Exercise goal: Transcribe the records that follow exactly. Skip the pictures.

Saved entries
━━━━━━━━━━━━━━━━━━━━

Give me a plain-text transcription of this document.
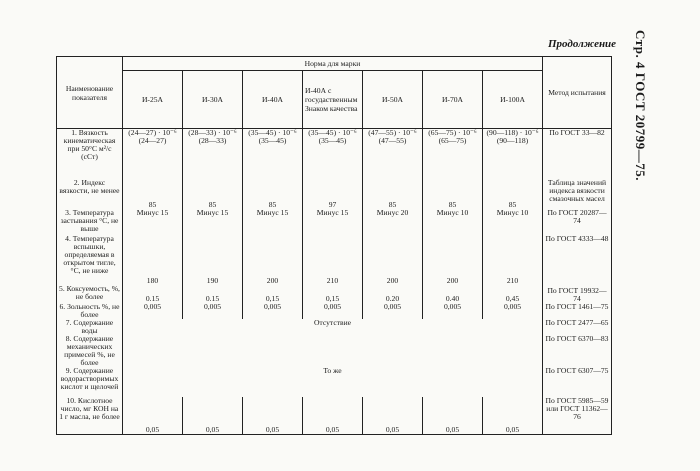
Стр. 4 ГОСТ 20799—75.
Продолжение
Наименование показателя	Норма для марки							Метод испытания
	И-25А	И-30А	И-40А	И-40А с госудаственным Знаком качества	И-50А	И-70А	И-100А	
1. Вязкость кинематическая при 50°С м²/с (сСт)	(24—27) · 10⁻⁶ (24—27)	(28—33) · 10⁻⁶ (28—33)	(35—45) · 10⁻⁶ (35—45)	(35—45) · 10⁻⁶ (35—45)	(47—55) · 10⁻⁶ (47—55)	(65—75) · 10⁻⁶ (65—75)	(90—118) · 10⁻⁶ (90—118)	По ГОСТ 33—82
2. Индекс вязкости, не менее	85	85	85	97	85	85	85	Таблица значений индекса вязкости смазочных масел
3. Температура застывания °С, не выше	Минус 15	Минус 15	Минус 15	Минус 15	Минус 20	Минус 10	Минус 10	По ГОСТ 20287—74
4. Температура вспышки, определяемая в открытом тигле, °С, не ниже	180	190	200	210	200	200	210	По ГОСТ 4333—48
5. Коксуемость, %, не более	0.15	0.15	0,15	0,15	0.20	0.40	0,45	По ГОСТ 19932—74
6. Зольность %, не более	0,005	0,005	0,005	0,005	0,005	0,005	0,005	По ГОСТ 1461—75
7. Содержание воды	Отсутствие							По ГОСТ 2477—65
8. Содержание механических примесей %, не более								По ГОСТ 6370—83
9. Содержание водорастворимых кислот и щелочей	То же							По ГОСТ 6307—75
10. Кислотное число, мг КОН на 1 г масла, не более	0,05	0,05	0,05	0,05	0,05	0,05	0,05	По ГОСТ 5985—59 или ГОСТ 11362—76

━━━━━━━━━━━━━━━━━━━━

The completed task:
Give me a plain-text transcription of this document.
Стр. 4 ГОСТ 20799—75.
Продолжение
Наименование показателя	Норма для марки							Метод испытания
	И-25А	И-30А	И-40А	И-40А с госудаственным Знаком качества	И-50А	И-70А	И-100А	
1. Вязкость кинематическая при 50°С м²/с (сСт)	(24—27) · 10⁻⁶ (24—27)	(28—33) · 10⁻⁶ (28—33)	(35—45) · 10⁻⁶ (35—45)	(35—45) · 10⁻⁶ (35—45)	(47—55) · 10⁻⁶ (47—55)	(65—75) · 10⁻⁶ (65—75)	(90—118) · 10⁻⁶ (90—118)	По ГОСТ 33—82
2. Индекс вязкости, не менее	85	85	85	97	85	85	85	Таблица значений индекса вязкости смазочных масел
3. Температура застывания °С, не выше	Минус 15	Минус 15	Минус 15	Минус 15	Минус 20	Минус 10	Минус 10	По ГОСТ 20287—74
4. Температура вспышки, определяемая в открытом тигле, °С, не ниже	180	190	200	210	200	200	210	По ГОСТ 4333—48
5. Коксуемость, %, не более	0.15	0.15	0,15	0,15	0.20	0.40	0,45	По ГОСТ 19932—74
6. Зольность %, не более	0,005	0,005	0,005	0,005	0,005	0,005	0,005	По ГОСТ 1461—75
7. Содержание воды	Отсутствие							По ГОСТ 2477—65
8. Содержание механических примесей %, не более								По ГОСТ 6370—83
9. Содержание водорастворимых кислот и щелочей	То же							По ГОСТ 6307—75
10. Кислотное число, мг КОН на 1 г масла, не более	0,05	0,05	0,05	0,05	0,05	0,05	0,05	По ГОСТ 5985—59 или ГОСТ 11362—76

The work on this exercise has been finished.